- Problem: Format the rows below as a numbered list, starting at the row containing "- data-point: [610, 306, 635, 332]" and ending at the row containing "- data-point: [2031, 265, 2056, 291]", both included. Leave out any blank lines.

- Rows from a data collection:
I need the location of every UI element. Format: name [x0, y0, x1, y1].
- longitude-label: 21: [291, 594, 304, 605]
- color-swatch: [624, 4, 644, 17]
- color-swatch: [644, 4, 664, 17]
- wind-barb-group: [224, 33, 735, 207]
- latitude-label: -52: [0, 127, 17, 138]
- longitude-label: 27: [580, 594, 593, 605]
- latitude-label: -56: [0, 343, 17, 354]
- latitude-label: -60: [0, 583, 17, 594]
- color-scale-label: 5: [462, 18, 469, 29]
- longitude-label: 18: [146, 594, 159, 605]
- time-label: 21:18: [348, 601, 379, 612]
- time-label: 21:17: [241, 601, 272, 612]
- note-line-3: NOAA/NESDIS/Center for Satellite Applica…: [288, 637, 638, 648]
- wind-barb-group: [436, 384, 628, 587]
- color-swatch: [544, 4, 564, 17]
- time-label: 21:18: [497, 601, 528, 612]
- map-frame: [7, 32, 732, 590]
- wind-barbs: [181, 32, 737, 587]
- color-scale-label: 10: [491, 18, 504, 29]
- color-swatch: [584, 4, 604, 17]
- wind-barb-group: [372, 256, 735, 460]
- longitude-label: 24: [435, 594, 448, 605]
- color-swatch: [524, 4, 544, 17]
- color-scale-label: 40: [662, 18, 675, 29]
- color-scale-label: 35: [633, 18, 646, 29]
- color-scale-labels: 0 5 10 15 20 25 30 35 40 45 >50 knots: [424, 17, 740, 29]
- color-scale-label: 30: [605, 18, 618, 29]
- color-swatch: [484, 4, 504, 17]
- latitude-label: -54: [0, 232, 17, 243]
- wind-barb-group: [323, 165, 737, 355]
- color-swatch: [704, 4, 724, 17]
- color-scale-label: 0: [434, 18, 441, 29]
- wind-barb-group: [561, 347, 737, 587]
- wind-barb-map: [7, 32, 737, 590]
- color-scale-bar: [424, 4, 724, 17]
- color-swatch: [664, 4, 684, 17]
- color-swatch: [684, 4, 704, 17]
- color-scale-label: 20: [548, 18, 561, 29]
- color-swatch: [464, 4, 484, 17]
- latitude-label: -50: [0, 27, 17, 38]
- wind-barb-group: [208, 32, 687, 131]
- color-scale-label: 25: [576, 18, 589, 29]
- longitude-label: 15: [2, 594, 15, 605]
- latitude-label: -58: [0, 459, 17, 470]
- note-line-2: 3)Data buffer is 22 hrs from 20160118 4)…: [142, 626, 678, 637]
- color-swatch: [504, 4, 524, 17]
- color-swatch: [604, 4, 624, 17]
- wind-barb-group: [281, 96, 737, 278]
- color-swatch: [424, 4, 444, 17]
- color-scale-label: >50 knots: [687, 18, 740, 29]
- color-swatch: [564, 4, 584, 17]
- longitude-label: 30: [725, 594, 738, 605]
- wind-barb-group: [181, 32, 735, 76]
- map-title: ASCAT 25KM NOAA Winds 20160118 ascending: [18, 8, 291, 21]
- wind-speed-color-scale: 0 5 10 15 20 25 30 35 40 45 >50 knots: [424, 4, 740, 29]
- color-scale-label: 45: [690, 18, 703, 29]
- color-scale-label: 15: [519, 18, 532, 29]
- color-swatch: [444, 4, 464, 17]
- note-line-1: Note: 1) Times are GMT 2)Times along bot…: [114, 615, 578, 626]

...

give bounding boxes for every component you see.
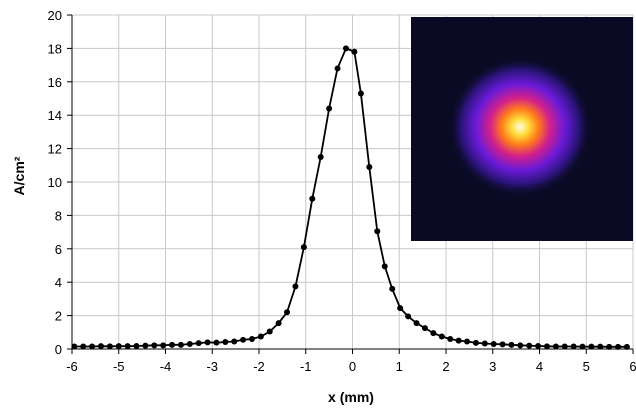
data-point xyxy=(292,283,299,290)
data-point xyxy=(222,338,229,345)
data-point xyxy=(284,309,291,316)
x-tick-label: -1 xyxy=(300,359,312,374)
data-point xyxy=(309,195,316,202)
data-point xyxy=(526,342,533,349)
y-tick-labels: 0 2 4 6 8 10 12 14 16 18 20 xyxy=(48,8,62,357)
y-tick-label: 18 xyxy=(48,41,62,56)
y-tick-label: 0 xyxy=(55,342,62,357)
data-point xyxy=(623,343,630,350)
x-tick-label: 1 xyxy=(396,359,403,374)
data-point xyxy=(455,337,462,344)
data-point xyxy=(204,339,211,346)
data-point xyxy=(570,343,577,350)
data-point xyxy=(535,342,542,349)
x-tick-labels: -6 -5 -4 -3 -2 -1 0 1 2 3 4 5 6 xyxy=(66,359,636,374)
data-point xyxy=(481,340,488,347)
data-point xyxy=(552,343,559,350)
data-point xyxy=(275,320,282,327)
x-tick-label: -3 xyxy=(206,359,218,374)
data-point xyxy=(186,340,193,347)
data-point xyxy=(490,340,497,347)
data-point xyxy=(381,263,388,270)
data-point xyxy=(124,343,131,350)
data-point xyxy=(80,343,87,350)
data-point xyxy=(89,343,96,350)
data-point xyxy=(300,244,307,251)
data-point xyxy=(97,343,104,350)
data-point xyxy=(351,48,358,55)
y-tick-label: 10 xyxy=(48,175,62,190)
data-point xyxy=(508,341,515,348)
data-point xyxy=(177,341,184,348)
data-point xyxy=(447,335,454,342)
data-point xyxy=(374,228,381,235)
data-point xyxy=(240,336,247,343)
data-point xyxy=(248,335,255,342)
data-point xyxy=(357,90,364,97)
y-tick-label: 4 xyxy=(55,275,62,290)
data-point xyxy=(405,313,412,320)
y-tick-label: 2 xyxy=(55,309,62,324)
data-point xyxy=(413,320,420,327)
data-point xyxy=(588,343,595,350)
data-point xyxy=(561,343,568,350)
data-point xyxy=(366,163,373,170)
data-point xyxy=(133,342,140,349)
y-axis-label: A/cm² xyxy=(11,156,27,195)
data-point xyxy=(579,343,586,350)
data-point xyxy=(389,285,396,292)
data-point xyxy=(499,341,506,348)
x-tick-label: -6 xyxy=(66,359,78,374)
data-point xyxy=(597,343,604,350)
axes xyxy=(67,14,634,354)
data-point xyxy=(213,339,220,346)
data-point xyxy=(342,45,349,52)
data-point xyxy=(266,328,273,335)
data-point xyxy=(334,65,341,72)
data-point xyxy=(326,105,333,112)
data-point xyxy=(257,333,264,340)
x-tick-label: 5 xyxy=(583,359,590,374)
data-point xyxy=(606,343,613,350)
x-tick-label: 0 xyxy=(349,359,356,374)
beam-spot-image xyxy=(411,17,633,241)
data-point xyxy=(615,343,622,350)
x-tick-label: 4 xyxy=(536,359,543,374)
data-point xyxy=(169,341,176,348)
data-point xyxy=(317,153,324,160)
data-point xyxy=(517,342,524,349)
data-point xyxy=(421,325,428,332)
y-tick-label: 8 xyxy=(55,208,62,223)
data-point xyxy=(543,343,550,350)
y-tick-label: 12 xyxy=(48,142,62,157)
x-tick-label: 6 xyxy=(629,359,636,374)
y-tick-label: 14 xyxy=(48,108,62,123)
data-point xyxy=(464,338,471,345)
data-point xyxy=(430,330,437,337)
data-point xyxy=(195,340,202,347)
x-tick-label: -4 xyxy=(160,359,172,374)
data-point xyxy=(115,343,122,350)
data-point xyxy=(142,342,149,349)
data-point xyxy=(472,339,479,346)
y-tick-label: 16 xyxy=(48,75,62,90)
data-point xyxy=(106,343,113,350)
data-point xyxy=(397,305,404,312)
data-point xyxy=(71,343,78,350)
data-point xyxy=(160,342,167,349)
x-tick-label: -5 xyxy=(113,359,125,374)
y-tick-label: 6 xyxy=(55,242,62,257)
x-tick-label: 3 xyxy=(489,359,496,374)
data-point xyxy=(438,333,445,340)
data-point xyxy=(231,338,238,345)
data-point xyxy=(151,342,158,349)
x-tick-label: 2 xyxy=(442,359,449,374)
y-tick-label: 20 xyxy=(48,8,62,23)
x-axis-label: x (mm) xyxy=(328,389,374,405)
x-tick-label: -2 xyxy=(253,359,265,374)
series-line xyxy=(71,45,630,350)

==

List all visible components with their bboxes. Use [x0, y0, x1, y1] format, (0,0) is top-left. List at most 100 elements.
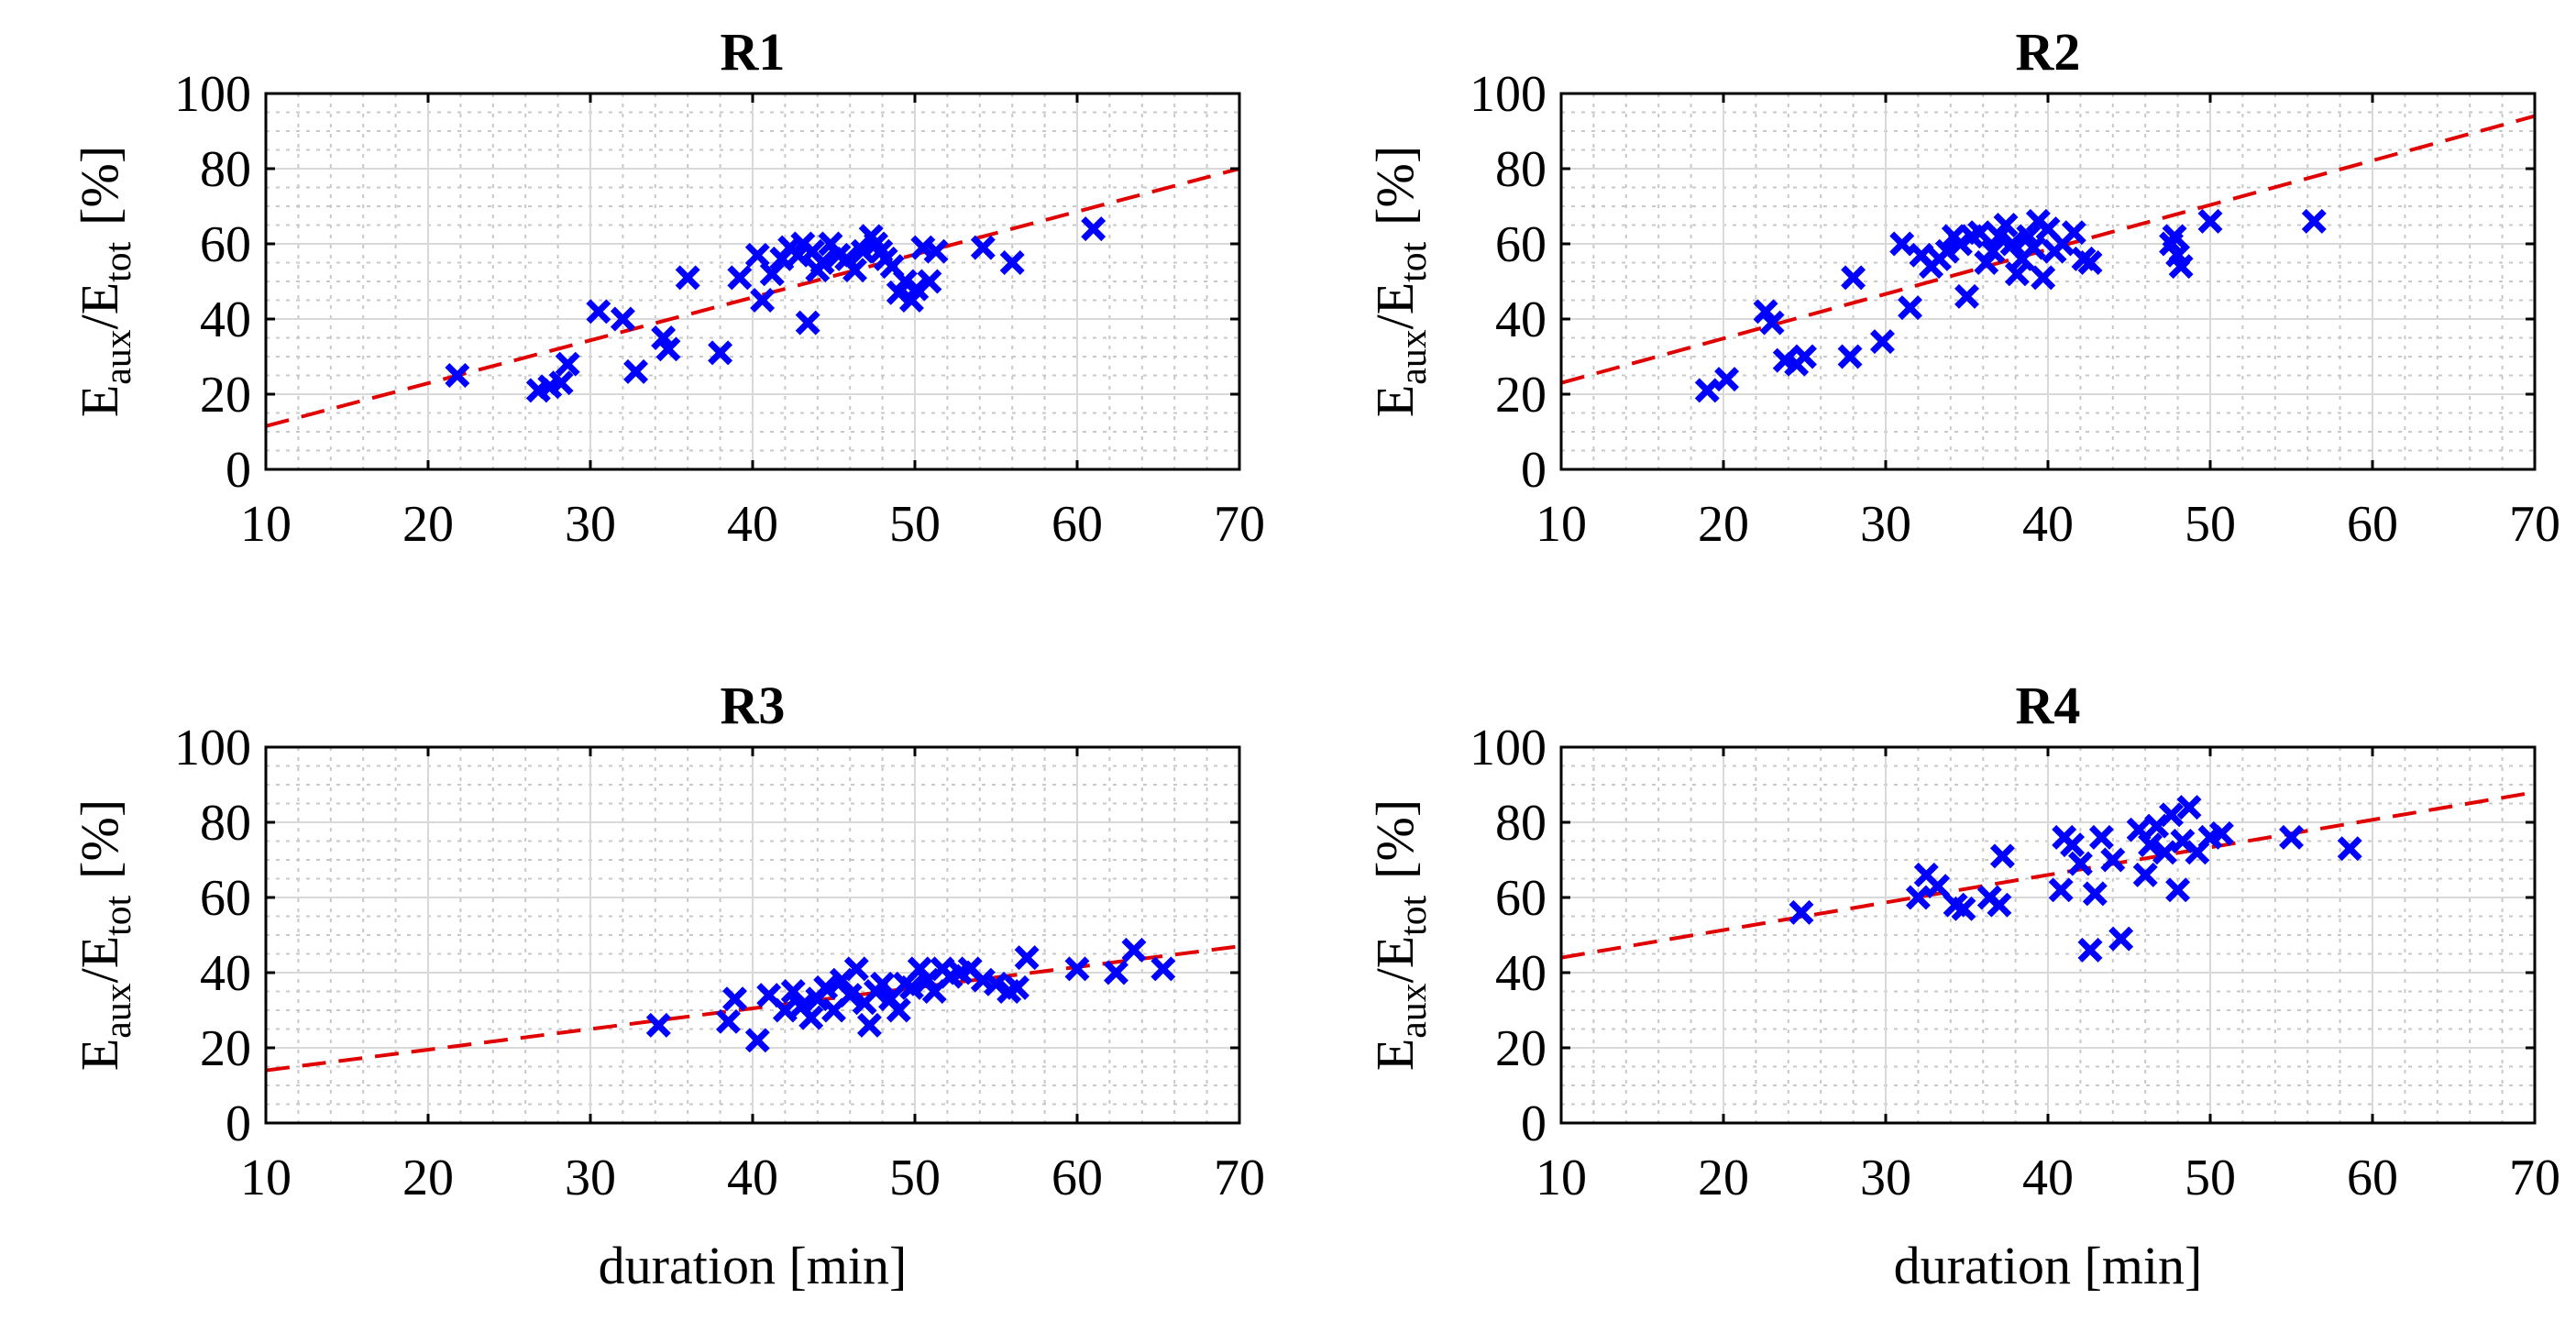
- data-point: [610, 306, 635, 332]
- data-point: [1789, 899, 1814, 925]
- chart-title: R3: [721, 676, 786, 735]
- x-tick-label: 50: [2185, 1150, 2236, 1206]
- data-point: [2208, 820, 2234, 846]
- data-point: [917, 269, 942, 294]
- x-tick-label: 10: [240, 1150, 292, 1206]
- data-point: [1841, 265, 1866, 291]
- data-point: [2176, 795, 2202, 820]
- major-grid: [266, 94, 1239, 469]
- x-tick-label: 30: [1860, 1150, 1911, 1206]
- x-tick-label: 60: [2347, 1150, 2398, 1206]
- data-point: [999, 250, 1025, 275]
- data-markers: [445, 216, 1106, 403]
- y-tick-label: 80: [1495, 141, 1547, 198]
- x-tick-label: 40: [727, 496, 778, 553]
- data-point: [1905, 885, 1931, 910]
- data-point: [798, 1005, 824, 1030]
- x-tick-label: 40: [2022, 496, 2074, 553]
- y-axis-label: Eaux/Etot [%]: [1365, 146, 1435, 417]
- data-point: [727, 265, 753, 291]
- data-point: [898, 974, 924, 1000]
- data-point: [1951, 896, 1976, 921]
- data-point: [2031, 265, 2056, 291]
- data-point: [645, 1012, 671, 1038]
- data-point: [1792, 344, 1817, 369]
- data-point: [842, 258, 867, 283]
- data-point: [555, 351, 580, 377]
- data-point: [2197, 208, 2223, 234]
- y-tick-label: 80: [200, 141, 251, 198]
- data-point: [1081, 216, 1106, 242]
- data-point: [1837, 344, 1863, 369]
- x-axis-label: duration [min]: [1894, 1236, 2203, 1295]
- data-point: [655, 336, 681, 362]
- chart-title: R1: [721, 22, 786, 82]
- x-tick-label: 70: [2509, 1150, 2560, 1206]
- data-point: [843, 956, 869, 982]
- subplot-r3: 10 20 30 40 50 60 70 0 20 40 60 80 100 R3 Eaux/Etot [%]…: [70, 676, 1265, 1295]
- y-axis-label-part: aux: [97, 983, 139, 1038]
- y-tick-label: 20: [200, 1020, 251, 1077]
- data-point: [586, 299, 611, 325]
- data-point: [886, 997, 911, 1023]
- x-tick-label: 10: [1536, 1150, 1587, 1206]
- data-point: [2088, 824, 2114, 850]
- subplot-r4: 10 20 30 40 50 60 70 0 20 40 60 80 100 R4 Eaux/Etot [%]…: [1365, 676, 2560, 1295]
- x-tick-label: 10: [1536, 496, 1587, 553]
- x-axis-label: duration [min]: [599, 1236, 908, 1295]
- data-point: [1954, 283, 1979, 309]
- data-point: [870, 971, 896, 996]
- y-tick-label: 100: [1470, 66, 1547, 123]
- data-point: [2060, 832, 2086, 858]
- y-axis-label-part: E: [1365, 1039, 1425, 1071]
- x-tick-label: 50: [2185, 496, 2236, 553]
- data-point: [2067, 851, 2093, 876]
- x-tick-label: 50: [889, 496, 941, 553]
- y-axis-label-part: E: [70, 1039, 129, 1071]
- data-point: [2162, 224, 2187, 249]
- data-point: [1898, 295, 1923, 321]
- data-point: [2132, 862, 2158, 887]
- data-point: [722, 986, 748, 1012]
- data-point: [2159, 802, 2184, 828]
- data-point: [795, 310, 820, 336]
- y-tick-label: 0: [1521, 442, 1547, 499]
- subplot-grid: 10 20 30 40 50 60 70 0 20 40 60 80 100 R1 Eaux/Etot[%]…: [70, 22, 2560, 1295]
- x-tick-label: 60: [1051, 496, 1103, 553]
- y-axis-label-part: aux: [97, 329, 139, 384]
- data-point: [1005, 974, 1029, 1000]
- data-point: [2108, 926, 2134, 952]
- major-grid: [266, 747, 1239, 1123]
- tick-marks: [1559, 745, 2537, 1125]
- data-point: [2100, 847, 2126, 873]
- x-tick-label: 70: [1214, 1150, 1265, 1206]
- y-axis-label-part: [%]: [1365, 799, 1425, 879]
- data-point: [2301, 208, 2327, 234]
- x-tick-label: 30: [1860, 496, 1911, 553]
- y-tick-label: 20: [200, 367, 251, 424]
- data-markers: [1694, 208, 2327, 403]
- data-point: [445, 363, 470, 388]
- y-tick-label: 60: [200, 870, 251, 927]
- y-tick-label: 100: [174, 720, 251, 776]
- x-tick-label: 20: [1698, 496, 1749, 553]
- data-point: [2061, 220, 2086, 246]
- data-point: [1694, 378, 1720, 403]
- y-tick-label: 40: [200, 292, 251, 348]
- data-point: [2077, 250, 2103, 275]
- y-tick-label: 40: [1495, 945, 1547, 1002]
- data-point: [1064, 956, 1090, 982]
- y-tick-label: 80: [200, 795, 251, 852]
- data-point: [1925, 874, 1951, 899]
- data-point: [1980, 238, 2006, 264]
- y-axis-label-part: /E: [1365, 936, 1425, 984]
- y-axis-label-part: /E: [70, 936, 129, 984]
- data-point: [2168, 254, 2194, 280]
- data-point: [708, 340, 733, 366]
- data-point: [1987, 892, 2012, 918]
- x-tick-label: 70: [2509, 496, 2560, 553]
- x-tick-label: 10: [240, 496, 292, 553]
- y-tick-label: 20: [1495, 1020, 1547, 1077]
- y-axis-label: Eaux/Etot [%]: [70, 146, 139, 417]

- Full answer:
1. - data-point: [610, 306, 635, 332]
2. - data-point: [1789, 899, 1814, 925]
3. - chart-title: R3: [721, 676, 786, 735]
4. - x-tick-label: 50: [2185, 1150, 2236, 1206]
5. - data-point: [2208, 820, 2234, 846]
6. - data-point: [917, 269, 942, 294]
7. - x-tick-label: 10: [240, 1150, 292, 1206]
8. - data-point: [1841, 265, 1866, 291]
9. - data-point: [2176, 795, 2202, 820]
10. - major-grid: [266, 94, 1239, 469]
11. - x-tick-label: 30: [1860, 1150, 1911, 1206]
12. - x-tick-label: 60: [2347, 1150, 2398, 1206]
13. - data-point: [999, 250, 1025, 275]
14. - data-markers: [445, 216, 1106, 403]
15. - y-tick-label: 80: [1495, 141, 1547, 198]
16. - x-tick-label: 40: [727, 496, 778, 553]
17. - data-point: [1905, 885, 1931, 910]
18. - data-point: [798, 1005, 824, 1030]
19. - x-tick-label: 40: [2022, 496, 2074, 553]
20. - y-axis-label: Eaux/Etot [%]: [1365, 146, 1435, 417]
21. - data-point: [727, 265, 753, 291]
22. - data-point: [898, 974, 924, 1000]
23. - data-point: [1951, 896, 1976, 921]
24. - data-point: [2031, 265, 2056, 291]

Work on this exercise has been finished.